:: Your instructions ::
Write out all the material exactly. Leave nothing out.

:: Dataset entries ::
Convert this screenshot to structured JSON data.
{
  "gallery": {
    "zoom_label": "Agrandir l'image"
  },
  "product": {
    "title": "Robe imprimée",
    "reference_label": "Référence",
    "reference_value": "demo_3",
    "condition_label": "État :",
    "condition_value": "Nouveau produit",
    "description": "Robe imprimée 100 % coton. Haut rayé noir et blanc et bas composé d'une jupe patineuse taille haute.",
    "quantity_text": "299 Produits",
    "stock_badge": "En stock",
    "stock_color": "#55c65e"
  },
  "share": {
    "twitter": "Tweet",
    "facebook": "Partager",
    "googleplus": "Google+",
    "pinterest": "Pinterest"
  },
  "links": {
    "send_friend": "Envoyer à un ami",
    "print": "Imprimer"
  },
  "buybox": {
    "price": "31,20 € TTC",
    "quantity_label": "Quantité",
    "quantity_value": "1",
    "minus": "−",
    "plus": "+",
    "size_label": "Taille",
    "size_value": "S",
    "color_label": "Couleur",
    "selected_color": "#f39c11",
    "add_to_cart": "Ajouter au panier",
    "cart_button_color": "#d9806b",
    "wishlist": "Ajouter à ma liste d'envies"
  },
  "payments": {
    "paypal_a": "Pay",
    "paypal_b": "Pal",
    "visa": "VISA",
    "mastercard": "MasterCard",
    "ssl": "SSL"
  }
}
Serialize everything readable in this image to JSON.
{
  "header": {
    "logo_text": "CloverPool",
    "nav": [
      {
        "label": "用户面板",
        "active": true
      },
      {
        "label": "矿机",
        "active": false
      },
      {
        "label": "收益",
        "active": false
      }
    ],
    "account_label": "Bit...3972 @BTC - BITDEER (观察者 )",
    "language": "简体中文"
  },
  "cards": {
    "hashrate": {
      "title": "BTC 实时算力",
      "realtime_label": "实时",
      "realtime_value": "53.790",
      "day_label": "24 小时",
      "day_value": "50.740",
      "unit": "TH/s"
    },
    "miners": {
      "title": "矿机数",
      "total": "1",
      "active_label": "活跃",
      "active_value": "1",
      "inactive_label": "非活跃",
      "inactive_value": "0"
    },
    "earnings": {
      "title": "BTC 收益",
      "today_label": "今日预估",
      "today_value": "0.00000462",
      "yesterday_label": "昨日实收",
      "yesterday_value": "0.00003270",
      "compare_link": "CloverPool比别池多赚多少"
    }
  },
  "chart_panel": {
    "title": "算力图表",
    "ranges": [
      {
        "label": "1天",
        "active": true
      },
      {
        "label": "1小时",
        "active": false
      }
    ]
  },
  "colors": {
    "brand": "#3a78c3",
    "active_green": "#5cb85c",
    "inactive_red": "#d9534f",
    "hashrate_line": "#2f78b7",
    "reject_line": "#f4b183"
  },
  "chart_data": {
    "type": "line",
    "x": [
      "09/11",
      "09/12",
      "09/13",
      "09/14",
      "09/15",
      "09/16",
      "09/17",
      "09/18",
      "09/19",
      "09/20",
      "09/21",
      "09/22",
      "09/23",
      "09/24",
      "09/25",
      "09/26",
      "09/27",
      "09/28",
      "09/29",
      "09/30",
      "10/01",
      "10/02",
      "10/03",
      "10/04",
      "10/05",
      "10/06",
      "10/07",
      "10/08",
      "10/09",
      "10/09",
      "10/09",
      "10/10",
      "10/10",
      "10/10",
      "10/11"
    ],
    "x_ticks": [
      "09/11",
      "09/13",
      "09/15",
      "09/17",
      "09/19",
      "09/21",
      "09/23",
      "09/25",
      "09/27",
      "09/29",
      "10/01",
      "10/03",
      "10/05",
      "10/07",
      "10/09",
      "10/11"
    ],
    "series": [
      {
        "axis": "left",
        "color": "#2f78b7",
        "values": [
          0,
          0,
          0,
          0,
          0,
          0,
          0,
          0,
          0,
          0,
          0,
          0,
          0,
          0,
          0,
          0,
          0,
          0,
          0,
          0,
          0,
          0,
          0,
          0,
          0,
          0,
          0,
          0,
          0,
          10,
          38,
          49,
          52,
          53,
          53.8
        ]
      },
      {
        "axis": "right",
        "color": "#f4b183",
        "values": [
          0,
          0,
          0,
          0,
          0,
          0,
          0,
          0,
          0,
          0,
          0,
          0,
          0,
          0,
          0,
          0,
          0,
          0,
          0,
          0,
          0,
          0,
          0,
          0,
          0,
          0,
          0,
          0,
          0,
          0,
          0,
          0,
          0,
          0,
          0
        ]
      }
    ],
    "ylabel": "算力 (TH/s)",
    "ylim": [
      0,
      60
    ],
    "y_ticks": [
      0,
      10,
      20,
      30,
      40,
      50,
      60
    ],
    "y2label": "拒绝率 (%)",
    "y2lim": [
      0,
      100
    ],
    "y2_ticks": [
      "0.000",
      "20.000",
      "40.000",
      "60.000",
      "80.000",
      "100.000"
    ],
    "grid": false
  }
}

:: Output for this task ::
Convert this screenshot to structured JSON data.
{
  "gallery": {
    "zoom_label": "Agrandir l'image"
  },
  "product": {
    "title": "Robe imprimée",
    "reference_label": "Référence",
    "reference_value": "demo_3",
    "condition_label": "État :",
    "condition_value": "Nouveau produit",
    "description": "Robe imprimée 100 % coton. Haut rayé noir et blanc et bas composé d'une jupe patineuse taille haute.",
    "quantity_text": "299 Produits",
    "stock_badge": "En stock",
    "stock_color": "#55c65e"
  },
  "share": {
    "twitter": "Tweet",
    "facebook": "Partager",
    "googleplus": "Google+",
    "pinterest": "Pinterest"
  },
  "links": {
    "send_friend": "Envoyer à un ami",
    "print": "Imprimer"
  },
  "buybox": {
    "price": "31,20 € TTC",
    "quantity_label": "Quantité",
    "quantity_value": "1",
    "minus": "−",
    "plus": "+",
    "size_label": "Taille",
    "size_value": "S",
    "color_label": "Couleur",
    "selected_color": "#f39c11",
    "add_to_cart": "Ajouter au panier",
    "cart_button_color": "#d9806b",
    "wishlist": "Ajouter à ma liste d'envies"
  },
  "payments": {
    "paypal_a": "Pay",
    "paypal_b": "Pal",
    "visa": "VISA",
    "mastercard": "MasterCard",
    "ssl": "SSL"
  }
}
Serialize everything readable in this image to JSON.
{
  "header": {
    "logo_text": "CloverPool",
    "nav": [
      {
        "label": "用户面板",
        "active": true
      },
      {
        "label": "矿机",
        "active": false
      },
      {
        "label": "收益",
        "active": false
      }
    ],
    "account_label": "Bit...3972 @BTC - BITDEER (观察者 )",
    "language": "简体中文"
  },
  "cards": {
    "hashrate": {
      "title": "BTC 实时算力",
      "realtime_label": "实时",
      "realtime_value": "53.790",
      "day_label": "24 小时",
      "day_value": "50.740",
      "unit": "TH/s"
    },
    "miners": {
      "title": "矿机数",
      "total": "1",
      "active_label": "活跃",
      "active_value": "1",
      "inactive_label": "非活跃",
      "inactive_value": "0"
    },
    "earnings": {
      "title": "BTC 收益",
      "today_label": "今日预估",
      "today_value": "0.00000462",
      "yesterday_label": "昨日实收",
      "yesterday_value": "0.00003270",
      "compare_link": "CloverPool比别池多赚多少"
    }
  },
  "chart_panel": {
    "title": "算力图表",
    "ranges": [
      {
        "label": "1天",
        "active": true
      },
      {
        "label": "1小时",
        "active": false
      }
    ]
  },
  "colors": {
    "brand": "#3a78c3",
    "active_green": "#5cb85c",
    "inactive_red": "#d9534f",
    "hashrate_line": "#2f78b7",
    "reject_line": "#f4b183"
  },
  "chart_data": {
    "type": "line",
    "x": [
      "09/11",
      "09/12",
      "09/13",
      "09/14",
      "09/15",
      "09/16",
      "09/17",
      "09/18",
      "09/19",
      "09/20",
      "09/21",
      "09/22",
      "09/23",
      "09/24",
      "09/25",
      "09/26",
      "09/27",
      "09/28",
      "09/29",
      "09/30",
      "10/01",
      "10/02",
      "10/03",
      "10/04",
      "10/05",
      "10/06",
      "10/07",
      "10/08",
      "10/09",
      "10/09",
      "10/09",
      "10/10",
      "10/10",
      "10/10",
      "10/11"
    ],
    "x_ticks": [
      "09/11",
      "09/13",
      "09/15",
      "09/17",
      "09/19",
      "09/21",
      "09/23",
      "09/25",
      "09/27",
      "09/29",
      "10/01",
      "10/03",
      "10/05",
      "10/07",
      "10/09",
      "10/11"
    ],
    "series": [
      {
        "axis": "left",
        "color": "#2f78b7",
        "values": [
          0,
          0,
          0,
          0,
          0,
          0,
          0,
          0,
          0,
          0,
          0,
          0,
          0,
          0,
          0,
          0,
          0,
          0,
          0,
          0,
          0,
          0,
          0,
          0,
          0,
          0,
          0,
          0,
          0,
          10,
          38,
          49,
          52,
          53,
          53.8
        ]
      },
      {
        "axis": "right",
        "color": "#f4b183",
        "values": [
          0,
          0,
          0,
          0,
          0,
          0,
          0,
          0,
          0,
          0,
          0,
          0,
          0,
          0,
          0,
          0,
          0,
          0,
          0,
          0,
          0,
          0,
          0,
          0,
          0,
          0,
          0,
          0,
          0,
          0,
          0,
          0,
          0,
          0,
          0
        ]
      }
    ],
    "ylabel": "算力 (TH/s)",
    "ylim": [
      0,
      60
    ],
    "y_ticks": [
      0,
      10,
      20,
      30,
      40,
      50,
      60
    ],
    "y2label": "拒绝率 (%)",
    "y2lim": [
      0,
      100
    ],
    "y2_ticks": [
      "0.000",
      "20.000",
      "40.000",
      "60.000",
      "80.000",
      "100.000"
    ],
    "grid": false
  }
}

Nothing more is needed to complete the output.